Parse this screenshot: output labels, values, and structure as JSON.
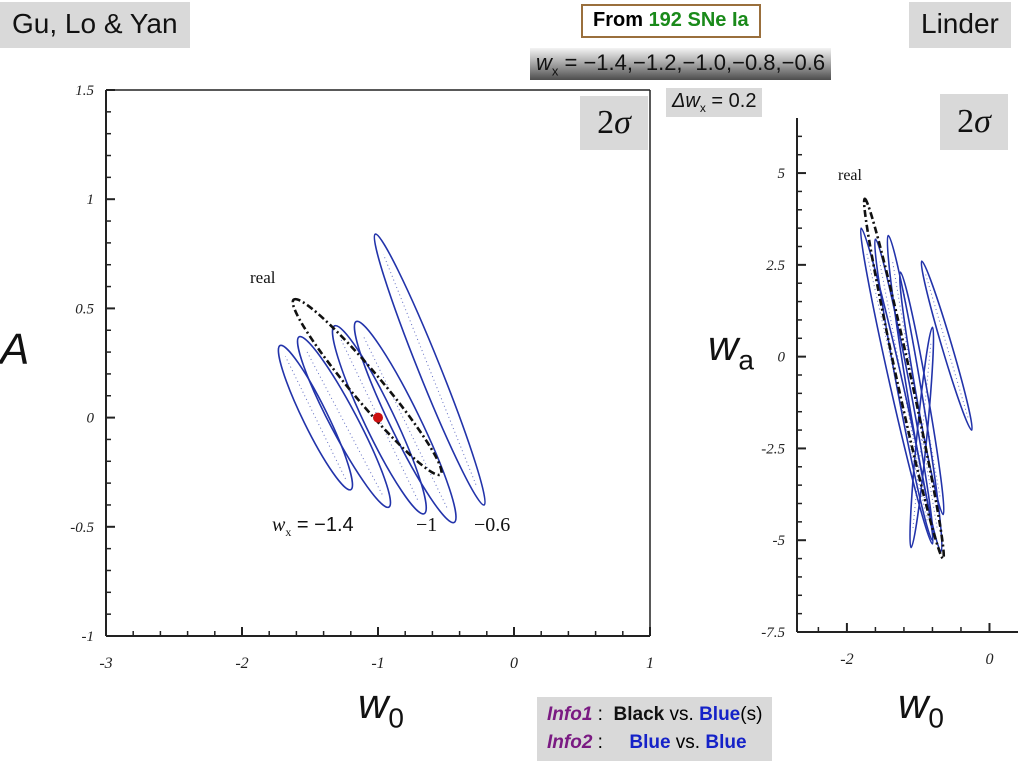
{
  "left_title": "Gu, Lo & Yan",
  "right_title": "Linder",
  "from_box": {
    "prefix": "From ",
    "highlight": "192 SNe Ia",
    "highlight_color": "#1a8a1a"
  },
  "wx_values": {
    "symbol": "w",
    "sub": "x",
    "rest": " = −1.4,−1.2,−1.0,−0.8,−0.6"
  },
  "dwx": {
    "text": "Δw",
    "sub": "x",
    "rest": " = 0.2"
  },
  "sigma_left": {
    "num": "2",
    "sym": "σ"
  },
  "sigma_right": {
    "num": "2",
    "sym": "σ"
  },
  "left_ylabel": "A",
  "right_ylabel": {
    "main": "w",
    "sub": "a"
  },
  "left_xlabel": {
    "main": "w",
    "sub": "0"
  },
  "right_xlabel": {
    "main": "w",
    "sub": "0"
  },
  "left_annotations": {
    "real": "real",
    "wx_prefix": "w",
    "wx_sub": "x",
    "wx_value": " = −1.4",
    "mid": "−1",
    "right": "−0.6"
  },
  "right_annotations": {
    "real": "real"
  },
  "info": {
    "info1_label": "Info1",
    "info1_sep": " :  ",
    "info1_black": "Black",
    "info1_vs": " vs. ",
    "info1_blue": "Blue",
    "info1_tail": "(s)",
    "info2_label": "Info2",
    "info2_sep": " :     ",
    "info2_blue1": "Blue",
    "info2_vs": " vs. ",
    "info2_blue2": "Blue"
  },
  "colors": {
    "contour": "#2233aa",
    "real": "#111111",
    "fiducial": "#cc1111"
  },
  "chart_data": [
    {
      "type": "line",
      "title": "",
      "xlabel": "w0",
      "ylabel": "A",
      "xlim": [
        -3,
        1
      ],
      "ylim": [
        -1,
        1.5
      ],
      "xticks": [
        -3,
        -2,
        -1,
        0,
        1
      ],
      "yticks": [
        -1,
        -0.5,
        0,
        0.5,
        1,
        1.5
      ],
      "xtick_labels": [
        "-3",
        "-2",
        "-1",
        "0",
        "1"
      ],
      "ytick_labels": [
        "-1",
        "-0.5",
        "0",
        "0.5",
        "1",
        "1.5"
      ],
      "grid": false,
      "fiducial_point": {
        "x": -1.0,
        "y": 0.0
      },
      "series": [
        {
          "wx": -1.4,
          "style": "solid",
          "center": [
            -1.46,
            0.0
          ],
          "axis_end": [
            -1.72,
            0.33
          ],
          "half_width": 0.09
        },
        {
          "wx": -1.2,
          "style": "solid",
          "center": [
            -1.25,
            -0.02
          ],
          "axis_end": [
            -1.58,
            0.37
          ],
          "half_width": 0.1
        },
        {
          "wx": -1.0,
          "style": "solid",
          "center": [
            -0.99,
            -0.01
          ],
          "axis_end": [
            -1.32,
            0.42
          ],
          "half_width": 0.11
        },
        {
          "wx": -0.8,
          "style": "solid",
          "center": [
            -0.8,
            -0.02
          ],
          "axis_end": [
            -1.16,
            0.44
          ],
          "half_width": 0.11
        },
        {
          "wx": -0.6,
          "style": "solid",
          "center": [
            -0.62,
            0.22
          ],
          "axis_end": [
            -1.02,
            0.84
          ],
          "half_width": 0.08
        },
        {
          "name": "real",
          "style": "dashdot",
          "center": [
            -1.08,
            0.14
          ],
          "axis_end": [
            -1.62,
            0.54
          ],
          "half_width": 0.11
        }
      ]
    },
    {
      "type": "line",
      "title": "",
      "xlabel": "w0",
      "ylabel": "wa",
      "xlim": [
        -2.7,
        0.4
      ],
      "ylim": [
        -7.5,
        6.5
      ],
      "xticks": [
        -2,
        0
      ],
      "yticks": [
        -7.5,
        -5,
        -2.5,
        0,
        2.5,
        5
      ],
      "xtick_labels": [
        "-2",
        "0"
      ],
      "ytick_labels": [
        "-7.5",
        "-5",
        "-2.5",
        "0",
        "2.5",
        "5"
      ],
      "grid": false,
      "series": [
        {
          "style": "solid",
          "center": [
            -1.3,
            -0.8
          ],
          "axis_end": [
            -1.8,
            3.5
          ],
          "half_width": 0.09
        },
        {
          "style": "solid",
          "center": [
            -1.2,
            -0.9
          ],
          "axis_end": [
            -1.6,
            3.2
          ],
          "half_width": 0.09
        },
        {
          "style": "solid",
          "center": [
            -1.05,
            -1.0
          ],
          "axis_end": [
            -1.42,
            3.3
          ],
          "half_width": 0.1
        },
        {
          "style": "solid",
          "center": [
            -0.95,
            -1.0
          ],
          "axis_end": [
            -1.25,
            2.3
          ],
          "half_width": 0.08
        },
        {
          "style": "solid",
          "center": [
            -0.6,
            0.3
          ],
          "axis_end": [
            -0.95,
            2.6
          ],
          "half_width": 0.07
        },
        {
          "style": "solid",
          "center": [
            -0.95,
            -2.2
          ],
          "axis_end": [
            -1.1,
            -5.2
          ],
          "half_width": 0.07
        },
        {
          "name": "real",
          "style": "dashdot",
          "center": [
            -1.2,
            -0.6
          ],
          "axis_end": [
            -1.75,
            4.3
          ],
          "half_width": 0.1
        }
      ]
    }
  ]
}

----

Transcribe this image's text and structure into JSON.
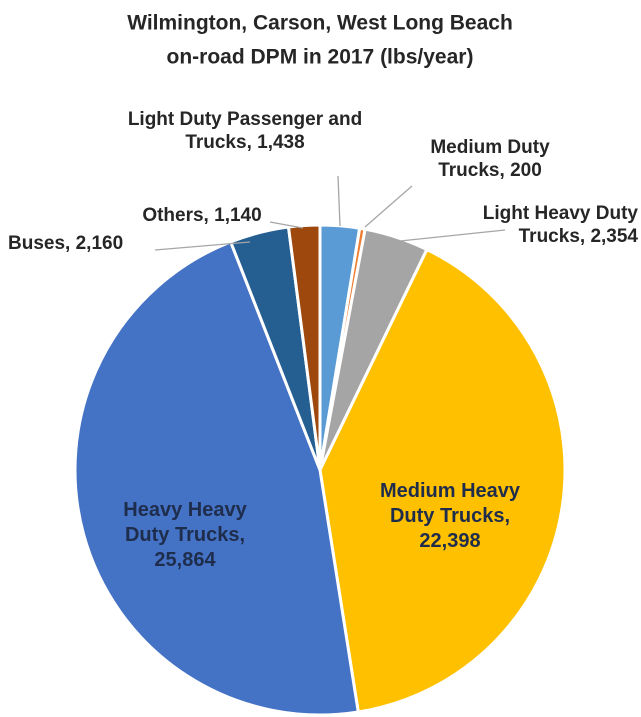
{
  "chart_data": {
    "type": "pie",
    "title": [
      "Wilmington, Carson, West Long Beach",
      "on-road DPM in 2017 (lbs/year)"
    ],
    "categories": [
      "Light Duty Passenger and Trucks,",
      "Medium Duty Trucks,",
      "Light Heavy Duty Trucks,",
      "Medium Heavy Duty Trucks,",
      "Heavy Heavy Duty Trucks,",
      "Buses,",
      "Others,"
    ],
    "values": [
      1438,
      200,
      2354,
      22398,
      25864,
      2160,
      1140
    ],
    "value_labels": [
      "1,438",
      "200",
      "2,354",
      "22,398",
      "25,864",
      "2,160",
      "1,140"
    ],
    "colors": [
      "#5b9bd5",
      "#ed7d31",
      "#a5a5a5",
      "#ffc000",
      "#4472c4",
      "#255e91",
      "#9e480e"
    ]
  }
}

----

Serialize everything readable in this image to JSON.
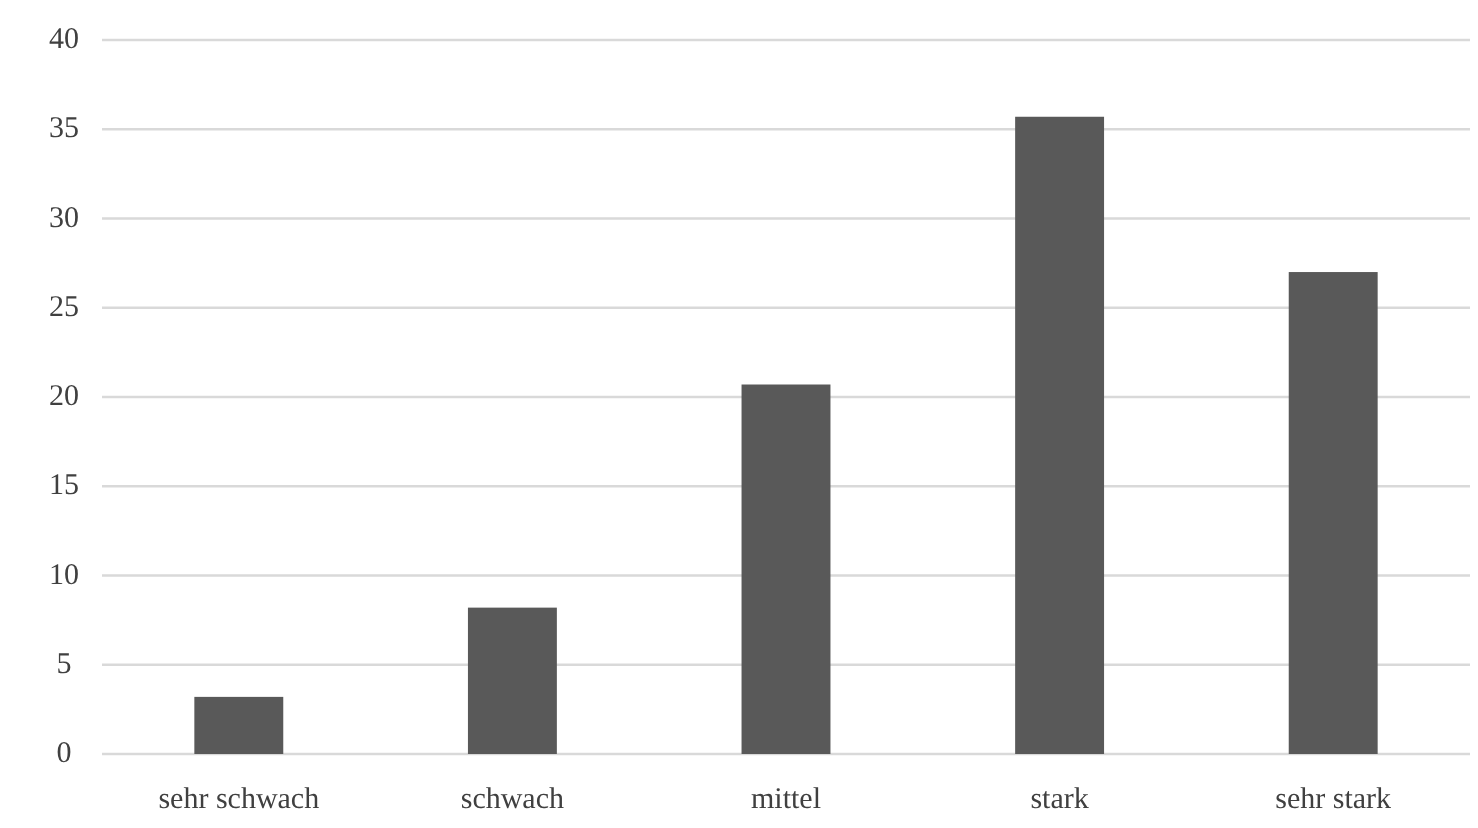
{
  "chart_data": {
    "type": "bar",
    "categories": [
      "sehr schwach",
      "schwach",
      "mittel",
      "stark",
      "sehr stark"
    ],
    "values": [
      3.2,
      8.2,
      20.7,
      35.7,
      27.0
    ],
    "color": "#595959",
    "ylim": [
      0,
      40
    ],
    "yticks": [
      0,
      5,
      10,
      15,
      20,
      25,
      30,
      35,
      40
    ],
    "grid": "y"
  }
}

----

- Work instructions -
Reply with only the number of lines in the entries that contain the word "JSON".

- Solved problem -
3